** Start of Recorded information **

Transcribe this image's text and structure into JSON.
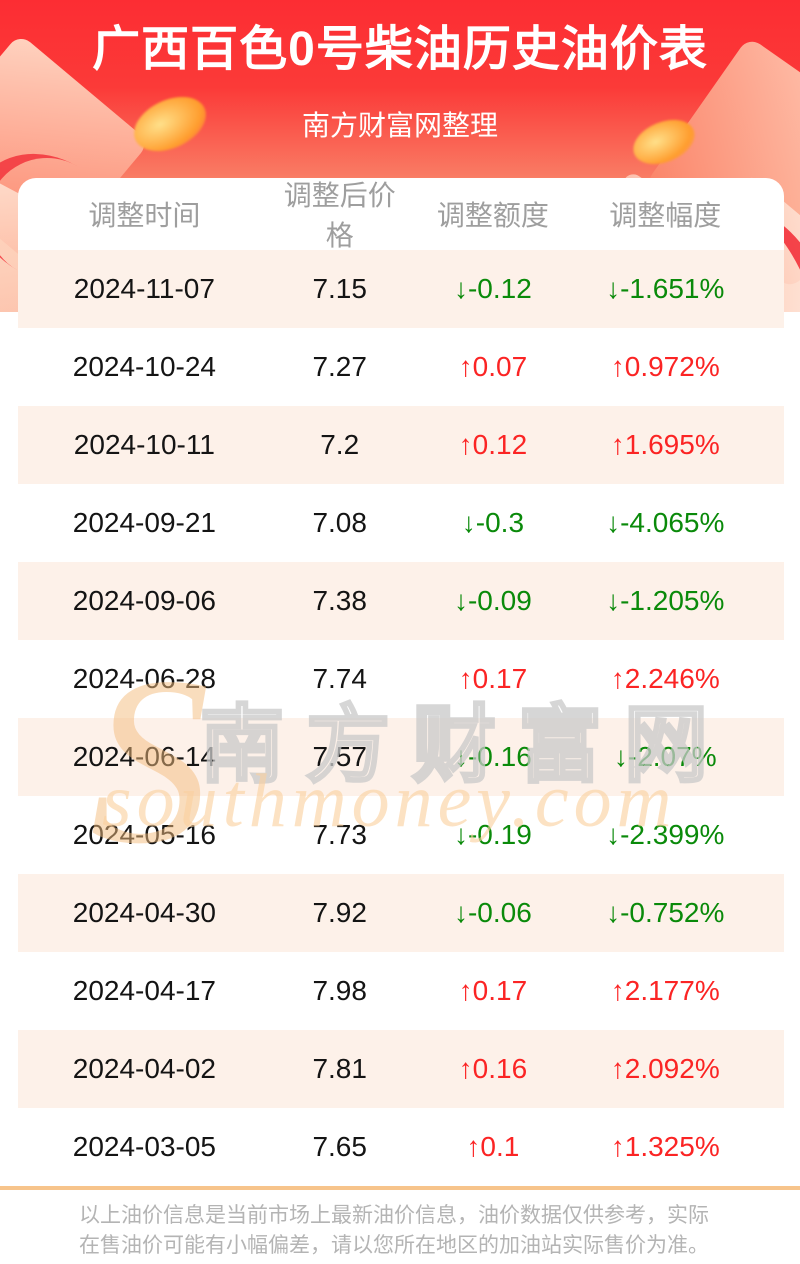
{
  "header": {
    "title": "广西百色0号柴油历史油价表",
    "subtitle": "南方财富网整理"
  },
  "table": {
    "columns": [
      "调整时间",
      "调整后价格",
      "调整额度",
      "调整幅度"
    ],
    "rows": [
      {
        "date": "2024-11-07",
        "price": "7.15",
        "change": "↓-0.12",
        "pct": "↓-1.651%",
        "dir": "down"
      },
      {
        "date": "2024-10-24",
        "price": "7.27",
        "change": "↑0.07",
        "pct": "↑0.972%",
        "dir": "up"
      },
      {
        "date": "2024-10-11",
        "price": "7.2",
        "change": "↑0.12",
        "pct": "↑1.695%",
        "dir": "up"
      },
      {
        "date": "2024-09-21",
        "price": "7.08",
        "change": "↓-0.3",
        "pct": "↓-4.065%",
        "dir": "down"
      },
      {
        "date": "2024-09-06",
        "price": "7.38",
        "change": "↓-0.09",
        "pct": "↓-1.205%",
        "dir": "down"
      },
      {
        "date": "2024-06-28",
        "price": "7.74",
        "change": "↑0.17",
        "pct": "↑2.246%",
        "dir": "up"
      },
      {
        "date": "2024-06-14",
        "price": "7.57",
        "change": "↓-0.16",
        "pct": "↓-2.07%",
        "dir": "down"
      },
      {
        "date": "2024-05-16",
        "price": "7.73",
        "change": "↓-0.19",
        "pct": "↓-2.399%",
        "dir": "down"
      },
      {
        "date": "2024-04-30",
        "price": "7.92",
        "change": "↓-0.06",
        "pct": "↓-0.752%",
        "dir": "down"
      },
      {
        "date": "2024-04-17",
        "price": "7.98",
        "change": "↑0.17",
        "pct": "↑2.177%",
        "dir": "up"
      },
      {
        "date": "2024-04-02",
        "price": "7.81",
        "change": "↑0.16",
        "pct": "↑2.092%",
        "dir": "up"
      },
      {
        "date": "2024-03-05",
        "price": "7.65",
        "change": "↑0.1",
        "pct": "↑1.325%",
        "dir": "up"
      }
    ]
  },
  "watermark": {
    "initial": "S",
    "site_name_cn": "南方财富网",
    "site_name_en": "southmoney.com"
  },
  "footer": {
    "disclaimer": "以上油价信息是当前市场上最新油价信息，油价数据仅供参考，实际在售油价可能有小幅偏差，请以您所在地区的加油站实际售价为准。"
  },
  "colors": {
    "banner_red": "#fc2d33",
    "banner_peach": "#fcb183",
    "row_highlight": "#fdf1e9",
    "increase_red": "#fb2424",
    "decrease_green": "#0a8a0a",
    "header_gray": "#9e9e9e",
    "separator_tan": "#f7c48b"
  },
  "chart_data": {
    "type": "table",
    "title": "广西百色0号柴油历史油价表",
    "subtitle": "南方财富网整理",
    "columns": [
      "调整时间",
      "调整后价格",
      "调整额度",
      "调整幅度"
    ],
    "rows": [
      [
        "2024-11-07",
        7.15,
        -0.12,
        "-1.651%"
      ],
      [
        "2024-10-24",
        7.27,
        0.07,
        "0.972%"
      ],
      [
        "2024-10-11",
        7.2,
        0.12,
        "1.695%"
      ],
      [
        "2024-09-21",
        7.08,
        -0.3,
        "-4.065%"
      ],
      [
        "2024-09-06",
        7.38,
        -0.09,
        "-1.205%"
      ],
      [
        "2024-06-28",
        7.74,
        0.17,
        "2.246%"
      ],
      [
        "2024-06-14",
        7.57,
        -0.16,
        "-2.07%"
      ],
      [
        "2024-05-16",
        7.73,
        -0.19,
        "-2.399%"
      ],
      [
        "2024-04-30",
        7.92,
        -0.06,
        "-0.752%"
      ],
      [
        "2024-04-17",
        7.98,
        0.17,
        "2.177%"
      ],
      [
        "2024-04-02",
        7.81,
        0.16,
        "2.092%"
      ],
      [
        "2024-03-05",
        7.65,
        0.1,
        "1.325%"
      ]
    ]
  }
}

** End of Recorded information **

• Task prompt
Transcribe the complete set of entries verbatim. No pictures belong in the copy.

• Solution to this problem
Transcribe this image's text and structure into JSON.
{
  "header": {
    "title": "广西百色0号柴油历史油价表",
    "subtitle": "南方财富网整理"
  },
  "table": {
    "columns": [
      "调整时间",
      "调整后价格",
      "调整额度",
      "调整幅度"
    ],
    "rows": [
      {
        "date": "2024-11-07",
        "price": "7.15",
        "change": "↓-0.12",
        "pct": "↓-1.651%",
        "dir": "down"
      },
      {
        "date": "2024-10-24",
        "price": "7.27",
        "change": "↑0.07",
        "pct": "↑0.972%",
        "dir": "up"
      },
      {
        "date": "2024-10-11",
        "price": "7.2",
        "change": "↑0.12",
        "pct": "↑1.695%",
        "dir": "up"
      },
      {
        "date": "2024-09-21",
        "price": "7.08",
        "change": "↓-0.3",
        "pct": "↓-4.065%",
        "dir": "down"
      },
      {
        "date": "2024-09-06",
        "price": "7.38",
        "change": "↓-0.09",
        "pct": "↓-1.205%",
        "dir": "down"
      },
      {
        "date": "2024-06-28",
        "price": "7.74",
        "change": "↑0.17",
        "pct": "↑2.246%",
        "dir": "up"
      },
      {
        "date": "2024-06-14",
        "price": "7.57",
        "change": "↓-0.16",
        "pct": "↓-2.07%",
        "dir": "down"
      },
      {
        "date": "2024-05-16",
        "price": "7.73",
        "change": "↓-0.19",
        "pct": "↓-2.399%",
        "dir": "down"
      },
      {
        "date": "2024-04-30",
        "price": "7.92",
        "change": "↓-0.06",
        "pct": "↓-0.752%",
        "dir": "down"
      },
      {
        "date": "2024-04-17",
        "price": "7.98",
        "change": "↑0.17",
        "pct": "↑2.177%",
        "dir": "up"
      },
      {
        "date": "2024-04-02",
        "price": "7.81",
        "change": "↑0.16",
        "pct": "↑2.092%",
        "dir": "up"
      },
      {
        "date": "2024-03-05",
        "price": "7.65",
        "change": "↑0.1",
        "pct": "↑1.325%",
        "dir": "up"
      }
    ]
  },
  "watermark": {
    "initial": "S",
    "site_name_cn": "南方财富网",
    "site_name_en": "southmoney.com"
  },
  "footer": {
    "disclaimer": "以上油价信息是当前市场上最新油价信息，油价数据仅供参考，实际在售油价可能有小幅偏差，请以您所在地区的加油站实际售价为准。"
  },
  "colors": {
    "banner_red": "#fc2d33",
    "banner_peach": "#fcb183",
    "row_highlight": "#fdf1e9",
    "increase_red": "#fb2424",
    "decrease_green": "#0a8a0a",
    "header_gray": "#9e9e9e",
    "separator_tan": "#f7c48b"
  },
  "chart_data": {
    "type": "table",
    "title": "广西百色0号柴油历史油价表",
    "subtitle": "南方财富网整理",
    "columns": [
      "调整时间",
      "调整后价格",
      "调整额度",
      "调整幅度"
    ],
    "rows": [
      [
        "2024-11-07",
        7.15,
        -0.12,
        "-1.651%"
      ],
      [
        "2024-10-24",
        7.27,
        0.07,
        "0.972%"
      ],
      [
        "2024-10-11",
        7.2,
        0.12,
        "1.695%"
      ],
      [
        "2024-09-21",
        7.08,
        -0.3,
        "-4.065%"
      ],
      [
        "2024-09-06",
        7.38,
        -0.09,
        "-1.205%"
      ],
      [
        "2024-06-28",
        7.74,
        0.17,
        "2.246%"
      ],
      [
        "2024-06-14",
        7.57,
        -0.16,
        "-2.07%"
      ],
      [
        "2024-05-16",
        7.73,
        -0.19,
        "-2.399%"
      ],
      [
        "2024-04-30",
        7.92,
        -0.06,
        "-0.752%"
      ],
      [
        "2024-04-17",
        7.98,
        0.17,
        "2.177%"
      ],
      [
        "2024-04-02",
        7.81,
        0.16,
        "2.092%"
      ],
      [
        "2024-03-05",
        7.65,
        0.1,
        "1.325%"
      ]
    ]
  }
}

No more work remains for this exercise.